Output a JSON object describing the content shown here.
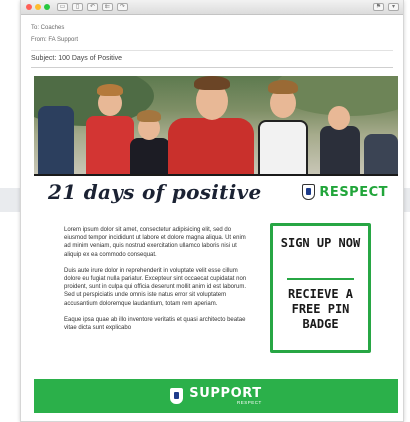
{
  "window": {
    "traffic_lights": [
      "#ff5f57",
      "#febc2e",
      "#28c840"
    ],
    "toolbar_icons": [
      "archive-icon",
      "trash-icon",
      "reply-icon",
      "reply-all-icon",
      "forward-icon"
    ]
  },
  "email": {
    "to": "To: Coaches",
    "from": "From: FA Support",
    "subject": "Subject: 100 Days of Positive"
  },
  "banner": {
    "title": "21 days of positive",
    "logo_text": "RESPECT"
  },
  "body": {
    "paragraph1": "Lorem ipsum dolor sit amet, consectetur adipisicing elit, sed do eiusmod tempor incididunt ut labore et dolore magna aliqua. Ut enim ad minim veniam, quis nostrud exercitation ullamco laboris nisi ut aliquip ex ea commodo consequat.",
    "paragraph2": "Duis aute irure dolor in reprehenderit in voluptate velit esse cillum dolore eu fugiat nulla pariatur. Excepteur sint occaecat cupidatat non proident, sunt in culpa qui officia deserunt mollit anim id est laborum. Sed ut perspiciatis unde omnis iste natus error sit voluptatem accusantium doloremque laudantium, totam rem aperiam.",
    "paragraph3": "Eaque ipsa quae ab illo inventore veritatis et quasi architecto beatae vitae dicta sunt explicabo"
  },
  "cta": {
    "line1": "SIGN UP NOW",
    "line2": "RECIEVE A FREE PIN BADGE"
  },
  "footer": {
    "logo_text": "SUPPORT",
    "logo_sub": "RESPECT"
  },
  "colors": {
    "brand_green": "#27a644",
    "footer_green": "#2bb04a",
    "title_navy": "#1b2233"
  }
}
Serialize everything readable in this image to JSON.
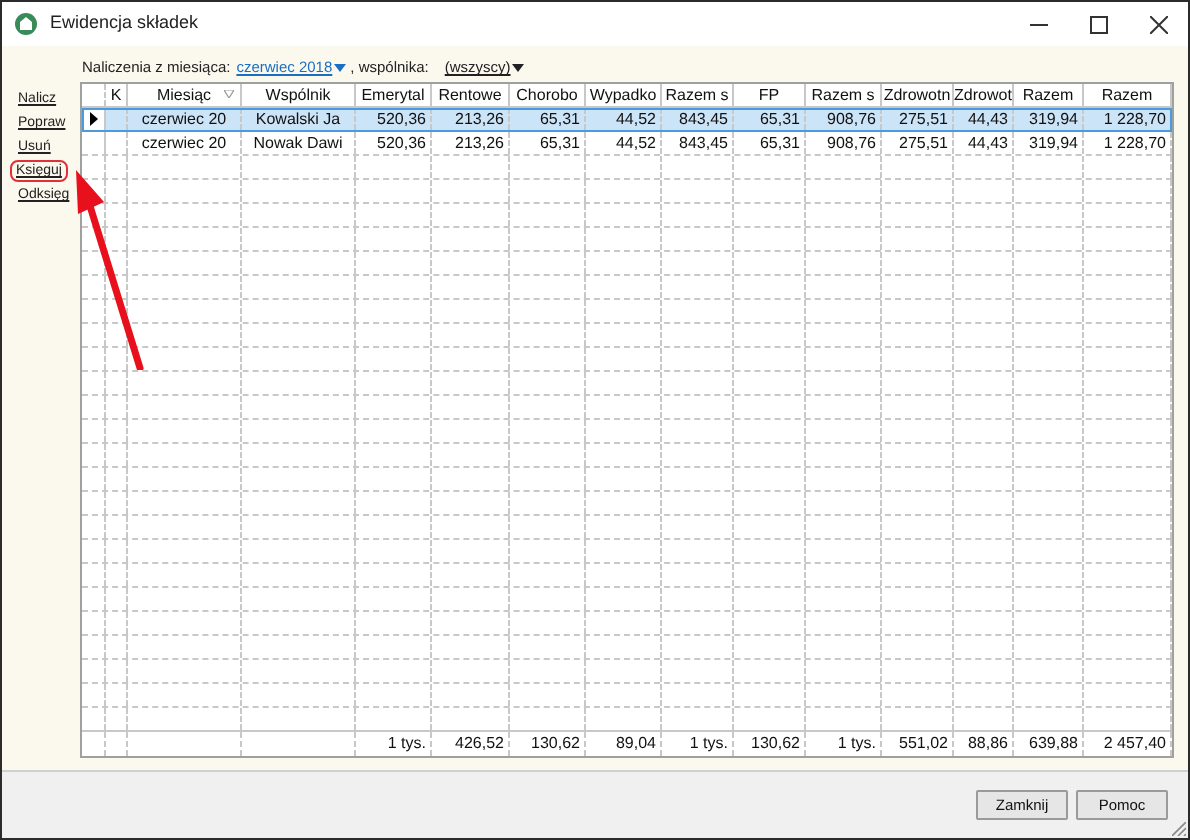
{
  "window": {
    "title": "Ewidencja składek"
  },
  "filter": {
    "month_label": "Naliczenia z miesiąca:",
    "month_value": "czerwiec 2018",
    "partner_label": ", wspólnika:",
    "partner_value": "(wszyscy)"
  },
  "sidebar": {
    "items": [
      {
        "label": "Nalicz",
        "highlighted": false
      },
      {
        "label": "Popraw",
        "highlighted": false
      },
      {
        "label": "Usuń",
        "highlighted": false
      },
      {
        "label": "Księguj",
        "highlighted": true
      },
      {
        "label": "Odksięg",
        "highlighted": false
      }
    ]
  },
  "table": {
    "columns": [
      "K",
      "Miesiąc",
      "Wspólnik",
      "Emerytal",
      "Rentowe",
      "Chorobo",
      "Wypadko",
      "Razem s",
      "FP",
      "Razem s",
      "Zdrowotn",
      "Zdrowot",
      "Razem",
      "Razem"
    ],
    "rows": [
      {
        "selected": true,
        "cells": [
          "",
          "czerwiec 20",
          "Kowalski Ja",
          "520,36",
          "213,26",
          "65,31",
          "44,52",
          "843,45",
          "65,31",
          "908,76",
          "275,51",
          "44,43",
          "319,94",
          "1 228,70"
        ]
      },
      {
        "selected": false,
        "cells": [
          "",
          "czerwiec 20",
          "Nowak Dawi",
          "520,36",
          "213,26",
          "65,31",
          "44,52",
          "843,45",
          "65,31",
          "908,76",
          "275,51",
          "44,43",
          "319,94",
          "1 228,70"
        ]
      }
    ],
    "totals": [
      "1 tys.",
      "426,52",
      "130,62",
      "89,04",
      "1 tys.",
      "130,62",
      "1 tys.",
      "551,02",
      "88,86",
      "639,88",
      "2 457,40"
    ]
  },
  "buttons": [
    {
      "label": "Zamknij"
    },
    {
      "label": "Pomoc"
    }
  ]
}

● ● ● ●

## Problem statement
Your job is to transcribe the entries above exactly; skip the pictures.

## Right answer
Output a JSON object describing the content shown here.
{
  "window": {
    "traffic_lights": [
      "#ff5f57",
      "#febc2e",
      "#28c840"
    ],
    "toolbar_icons": [
      "archive-icon",
      "trash-icon",
      "reply-icon",
      "reply-all-icon",
      "forward-icon"
    ]
  },
  "email": {
    "to": "To: Coaches",
    "from": "From: FA Support",
    "subject": "Subject: 100 Days of Positive"
  },
  "banner": {
    "title": "21 days of positive",
    "logo_text": "RESPECT"
  },
  "body": {
    "paragraph1": "Lorem ipsum dolor sit amet, consectetur adipisicing elit, sed do eiusmod tempor incididunt ut labore et dolore magna aliqua. Ut enim ad minim veniam, quis nostrud exercitation ullamco laboris nisi ut aliquip ex ea commodo consequat.",
    "paragraph2": "Duis aute irure dolor in reprehenderit in voluptate velit esse cillum dolore eu fugiat nulla pariatur. Excepteur sint occaecat cupidatat non proident, sunt in culpa qui officia deserunt mollit anim id est laborum. Sed ut perspiciatis unde omnis iste natus error sit voluptatem accusantium doloremque laudantium, totam rem aperiam.",
    "paragraph3": "Eaque ipsa quae ab illo inventore veritatis et quasi architecto beatae vitae dicta sunt explicabo"
  },
  "cta": {
    "line1": "SIGN UP NOW",
    "line2": "RECIEVE A FREE PIN BADGE"
  },
  "footer": {
    "logo_text": "SUPPORT",
    "logo_sub": "RESPECT"
  },
  "colors": {
    "brand_green": "#27a644",
    "footer_green": "#2bb04a",
    "title_navy": "#1b2233"
  }
}
Serialize everything readable in this image to JSON.
{
  "window": {
    "title": "Ewidencja składek"
  },
  "filter": {
    "month_label": "Naliczenia z miesiąca:",
    "month_value": "czerwiec 2018",
    "partner_label": ", wspólnika:",
    "partner_value": "(wszyscy)"
  },
  "sidebar": {
    "items": [
      {
        "label": "Nalicz",
        "highlighted": false
      },
      {
        "label": "Popraw",
        "highlighted": false
      },
      {
        "label": "Usuń",
        "highlighted": false
      },
      {
        "label": "Księguj",
        "highlighted": true
      },
      {
        "label": "Odksięg",
        "highlighted": false
      }
    ]
  },
  "table": {
    "columns": [
      "K",
      "Miesiąc",
      "Wspólnik",
      "Emerytal",
      "Rentowe",
      "Chorobo",
      "Wypadko",
      "Razem s",
      "FP",
      "Razem s",
      "Zdrowotn",
      "Zdrowot",
      "Razem",
      "Razem"
    ],
    "rows": [
      {
        "selected": true,
        "cells": [
          "",
          "czerwiec 20",
          "Kowalski Ja",
          "520,36",
          "213,26",
          "65,31",
          "44,52",
          "843,45",
          "65,31",
          "908,76",
          "275,51",
          "44,43",
          "319,94",
          "1 228,70"
        ]
      },
      {
        "selected": false,
        "cells": [
          "",
          "czerwiec 20",
          "Nowak Dawi",
          "520,36",
          "213,26",
          "65,31",
          "44,52",
          "843,45",
          "65,31",
          "908,76",
          "275,51",
          "44,43",
          "319,94",
          "1 228,70"
        ]
      }
    ],
    "totals": [
      "1 tys.",
      "426,52",
      "130,62",
      "89,04",
      "1 tys.",
      "130,62",
      "1 tys.",
      "551,02",
      "88,86",
      "639,88",
      "2 457,40"
    ]
  },
  "buttons": [
    {
      "label": "Zamknij"
    },
    {
      "label": "Pomoc"
    }
  ]
}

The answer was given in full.